====== Exercise material ======

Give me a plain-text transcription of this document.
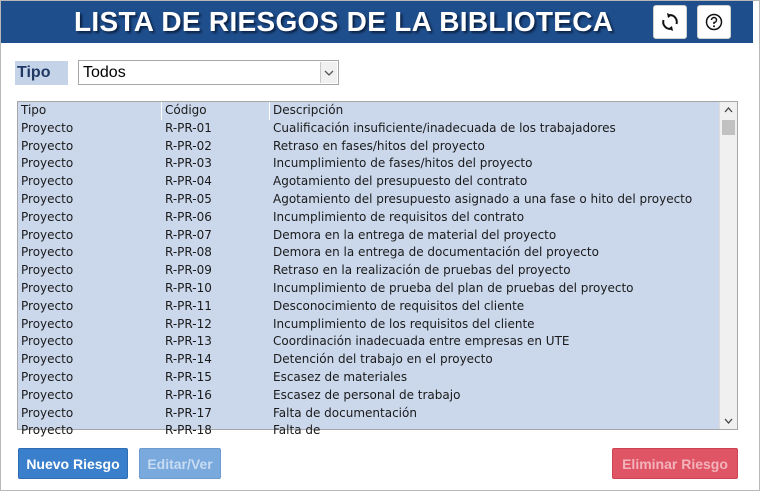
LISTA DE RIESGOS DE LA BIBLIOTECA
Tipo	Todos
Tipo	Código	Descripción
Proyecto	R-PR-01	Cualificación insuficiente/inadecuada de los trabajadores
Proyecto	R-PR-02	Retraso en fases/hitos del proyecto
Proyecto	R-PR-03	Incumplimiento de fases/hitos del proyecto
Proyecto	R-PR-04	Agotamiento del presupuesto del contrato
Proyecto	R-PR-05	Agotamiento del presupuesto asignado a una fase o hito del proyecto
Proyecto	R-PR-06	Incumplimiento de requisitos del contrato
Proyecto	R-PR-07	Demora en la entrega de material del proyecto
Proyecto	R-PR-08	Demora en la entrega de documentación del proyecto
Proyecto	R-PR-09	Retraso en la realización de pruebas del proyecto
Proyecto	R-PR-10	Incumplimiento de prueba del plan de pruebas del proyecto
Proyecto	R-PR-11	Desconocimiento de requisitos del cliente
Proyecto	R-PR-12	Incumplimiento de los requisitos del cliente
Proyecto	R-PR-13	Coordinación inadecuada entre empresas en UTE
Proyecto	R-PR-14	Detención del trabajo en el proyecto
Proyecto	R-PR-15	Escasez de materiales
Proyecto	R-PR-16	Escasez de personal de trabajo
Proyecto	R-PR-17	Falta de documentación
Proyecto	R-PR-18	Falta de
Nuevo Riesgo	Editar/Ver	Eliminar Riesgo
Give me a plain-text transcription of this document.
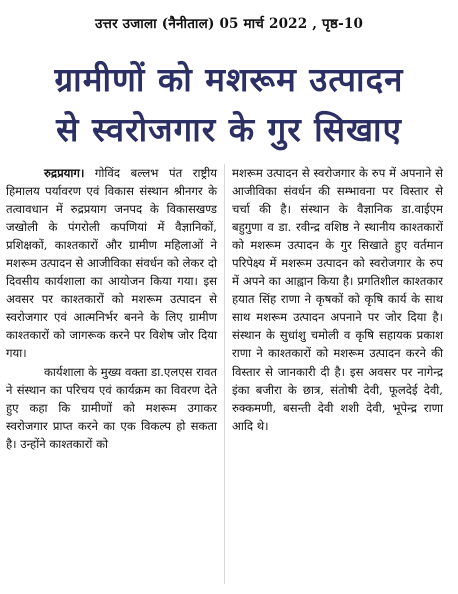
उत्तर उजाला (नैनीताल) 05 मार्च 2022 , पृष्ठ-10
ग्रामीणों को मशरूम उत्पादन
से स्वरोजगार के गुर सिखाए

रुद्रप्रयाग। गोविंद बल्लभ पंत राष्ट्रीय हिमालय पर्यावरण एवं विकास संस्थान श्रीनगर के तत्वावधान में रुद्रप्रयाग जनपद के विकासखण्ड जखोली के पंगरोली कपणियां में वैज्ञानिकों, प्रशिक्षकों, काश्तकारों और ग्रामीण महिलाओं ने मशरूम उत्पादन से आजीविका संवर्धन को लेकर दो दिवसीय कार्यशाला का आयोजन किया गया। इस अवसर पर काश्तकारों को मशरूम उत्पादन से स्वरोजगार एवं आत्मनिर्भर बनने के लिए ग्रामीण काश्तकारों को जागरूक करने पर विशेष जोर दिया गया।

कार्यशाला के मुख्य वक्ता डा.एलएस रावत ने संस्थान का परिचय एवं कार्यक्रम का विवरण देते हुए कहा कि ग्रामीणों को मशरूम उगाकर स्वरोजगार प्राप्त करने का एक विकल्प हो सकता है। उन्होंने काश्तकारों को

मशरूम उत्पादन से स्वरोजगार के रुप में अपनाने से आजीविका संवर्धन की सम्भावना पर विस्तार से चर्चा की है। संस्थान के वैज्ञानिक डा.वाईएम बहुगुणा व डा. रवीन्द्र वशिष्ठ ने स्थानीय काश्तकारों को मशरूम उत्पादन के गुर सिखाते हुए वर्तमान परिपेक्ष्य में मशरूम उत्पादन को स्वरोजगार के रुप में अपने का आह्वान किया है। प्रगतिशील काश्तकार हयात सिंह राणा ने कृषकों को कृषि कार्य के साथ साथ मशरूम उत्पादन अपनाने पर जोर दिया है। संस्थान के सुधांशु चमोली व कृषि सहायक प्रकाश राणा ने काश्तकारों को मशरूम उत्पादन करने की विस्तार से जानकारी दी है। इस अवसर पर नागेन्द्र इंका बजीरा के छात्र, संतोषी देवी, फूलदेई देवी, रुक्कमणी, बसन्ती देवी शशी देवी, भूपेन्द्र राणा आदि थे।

======

The exercise: Where a line in the material above holds "Escasez", copy that line.

Solved problem:
Proyecto	R-PR-15	Escasez de materiales
Proyecto	R-PR-16	Escasez de personal de trabajo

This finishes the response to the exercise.